[Stored data entries]
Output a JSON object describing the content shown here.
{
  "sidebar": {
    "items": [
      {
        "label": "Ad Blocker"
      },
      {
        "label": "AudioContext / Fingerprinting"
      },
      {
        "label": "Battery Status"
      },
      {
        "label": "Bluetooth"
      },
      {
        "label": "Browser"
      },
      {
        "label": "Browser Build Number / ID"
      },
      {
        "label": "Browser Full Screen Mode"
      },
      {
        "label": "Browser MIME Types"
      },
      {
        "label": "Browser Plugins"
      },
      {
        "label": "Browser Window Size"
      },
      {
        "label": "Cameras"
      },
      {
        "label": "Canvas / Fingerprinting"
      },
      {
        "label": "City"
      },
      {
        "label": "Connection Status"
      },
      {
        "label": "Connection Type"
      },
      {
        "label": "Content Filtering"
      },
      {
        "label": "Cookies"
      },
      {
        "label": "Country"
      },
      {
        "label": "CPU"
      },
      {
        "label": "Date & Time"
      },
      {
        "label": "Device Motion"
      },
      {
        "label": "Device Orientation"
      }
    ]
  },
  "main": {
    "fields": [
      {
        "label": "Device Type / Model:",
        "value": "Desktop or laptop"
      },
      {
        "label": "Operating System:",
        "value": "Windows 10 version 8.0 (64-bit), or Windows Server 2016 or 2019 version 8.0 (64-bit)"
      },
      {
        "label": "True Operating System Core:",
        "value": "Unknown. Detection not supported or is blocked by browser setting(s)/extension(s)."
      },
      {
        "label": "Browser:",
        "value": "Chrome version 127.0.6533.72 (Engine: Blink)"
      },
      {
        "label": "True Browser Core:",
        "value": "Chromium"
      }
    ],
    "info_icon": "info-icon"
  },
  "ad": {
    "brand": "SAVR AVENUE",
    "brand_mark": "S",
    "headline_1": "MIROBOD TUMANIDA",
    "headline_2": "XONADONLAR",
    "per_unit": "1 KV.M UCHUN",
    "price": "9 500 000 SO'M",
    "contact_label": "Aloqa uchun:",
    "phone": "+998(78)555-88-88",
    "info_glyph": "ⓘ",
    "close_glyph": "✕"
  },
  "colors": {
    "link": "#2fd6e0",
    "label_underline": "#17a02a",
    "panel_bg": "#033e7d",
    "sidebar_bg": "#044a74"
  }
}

--

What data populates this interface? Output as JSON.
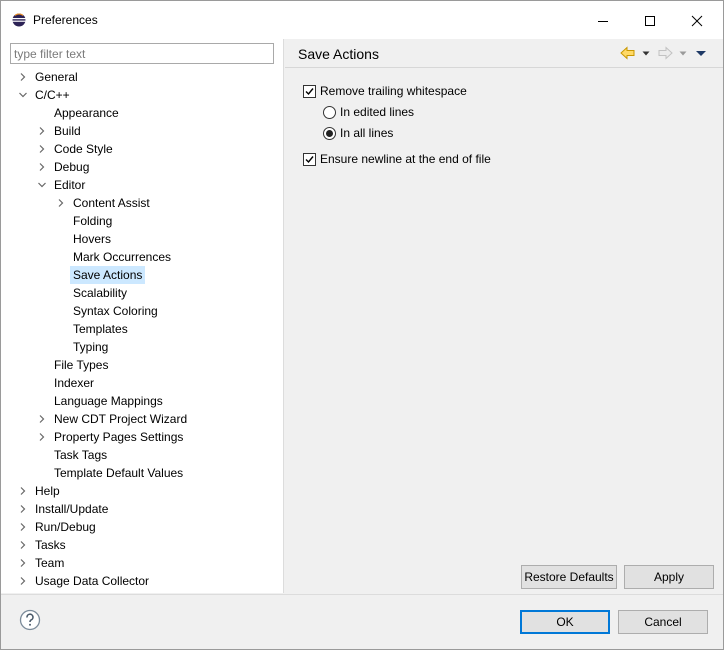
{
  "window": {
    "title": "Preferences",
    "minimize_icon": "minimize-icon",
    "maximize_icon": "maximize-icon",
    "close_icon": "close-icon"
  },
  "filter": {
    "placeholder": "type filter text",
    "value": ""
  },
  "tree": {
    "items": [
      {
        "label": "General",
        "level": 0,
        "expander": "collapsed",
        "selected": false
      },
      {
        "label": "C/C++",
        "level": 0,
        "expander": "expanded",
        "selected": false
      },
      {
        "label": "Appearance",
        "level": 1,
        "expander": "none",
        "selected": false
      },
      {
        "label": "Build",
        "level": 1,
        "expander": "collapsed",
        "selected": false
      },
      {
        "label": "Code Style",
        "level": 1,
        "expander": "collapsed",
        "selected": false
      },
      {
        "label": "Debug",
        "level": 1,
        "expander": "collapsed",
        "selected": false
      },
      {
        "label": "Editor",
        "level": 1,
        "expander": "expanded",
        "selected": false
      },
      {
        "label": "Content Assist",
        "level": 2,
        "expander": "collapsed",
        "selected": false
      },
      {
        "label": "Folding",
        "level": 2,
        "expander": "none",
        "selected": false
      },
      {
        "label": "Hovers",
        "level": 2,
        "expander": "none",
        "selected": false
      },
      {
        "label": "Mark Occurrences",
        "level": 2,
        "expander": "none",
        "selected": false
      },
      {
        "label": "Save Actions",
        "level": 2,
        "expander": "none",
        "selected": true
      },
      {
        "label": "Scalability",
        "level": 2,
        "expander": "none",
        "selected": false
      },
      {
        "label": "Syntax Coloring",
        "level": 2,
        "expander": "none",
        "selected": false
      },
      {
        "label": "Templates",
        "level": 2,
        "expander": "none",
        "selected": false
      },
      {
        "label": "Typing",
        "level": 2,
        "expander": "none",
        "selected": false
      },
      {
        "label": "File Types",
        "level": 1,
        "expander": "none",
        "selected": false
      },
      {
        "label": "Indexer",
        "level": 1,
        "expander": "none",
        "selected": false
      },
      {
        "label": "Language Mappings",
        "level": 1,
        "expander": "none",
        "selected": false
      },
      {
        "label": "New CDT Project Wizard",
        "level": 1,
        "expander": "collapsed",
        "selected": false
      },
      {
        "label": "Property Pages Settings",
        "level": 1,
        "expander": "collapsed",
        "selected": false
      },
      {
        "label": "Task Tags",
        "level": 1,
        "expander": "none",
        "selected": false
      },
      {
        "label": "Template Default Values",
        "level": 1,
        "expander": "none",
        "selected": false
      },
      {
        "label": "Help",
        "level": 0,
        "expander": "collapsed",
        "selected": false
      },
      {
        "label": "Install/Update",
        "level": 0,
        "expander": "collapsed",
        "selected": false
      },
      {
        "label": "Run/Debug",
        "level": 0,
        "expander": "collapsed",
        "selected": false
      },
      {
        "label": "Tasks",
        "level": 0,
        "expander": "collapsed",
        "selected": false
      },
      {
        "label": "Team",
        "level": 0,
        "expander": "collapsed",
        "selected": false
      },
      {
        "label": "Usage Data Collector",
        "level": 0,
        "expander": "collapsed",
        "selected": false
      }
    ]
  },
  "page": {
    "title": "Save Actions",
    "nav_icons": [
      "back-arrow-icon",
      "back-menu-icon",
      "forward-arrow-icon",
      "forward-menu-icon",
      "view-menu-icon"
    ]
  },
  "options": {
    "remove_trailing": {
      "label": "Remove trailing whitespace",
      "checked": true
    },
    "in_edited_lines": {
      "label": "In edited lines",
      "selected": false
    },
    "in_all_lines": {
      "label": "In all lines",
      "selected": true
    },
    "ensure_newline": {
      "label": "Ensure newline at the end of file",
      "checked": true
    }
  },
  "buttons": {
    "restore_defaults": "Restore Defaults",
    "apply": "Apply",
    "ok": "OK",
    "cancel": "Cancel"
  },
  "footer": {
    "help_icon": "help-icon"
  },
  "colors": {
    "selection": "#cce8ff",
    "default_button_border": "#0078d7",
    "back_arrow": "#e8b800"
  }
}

**What to produce**
Each line in the data that holds the string "Fingerprinting" should be found and copied.

**The response**
        "label": "AudioContext / Fingerprinting"
        "label": "Canvas / Fingerprinting"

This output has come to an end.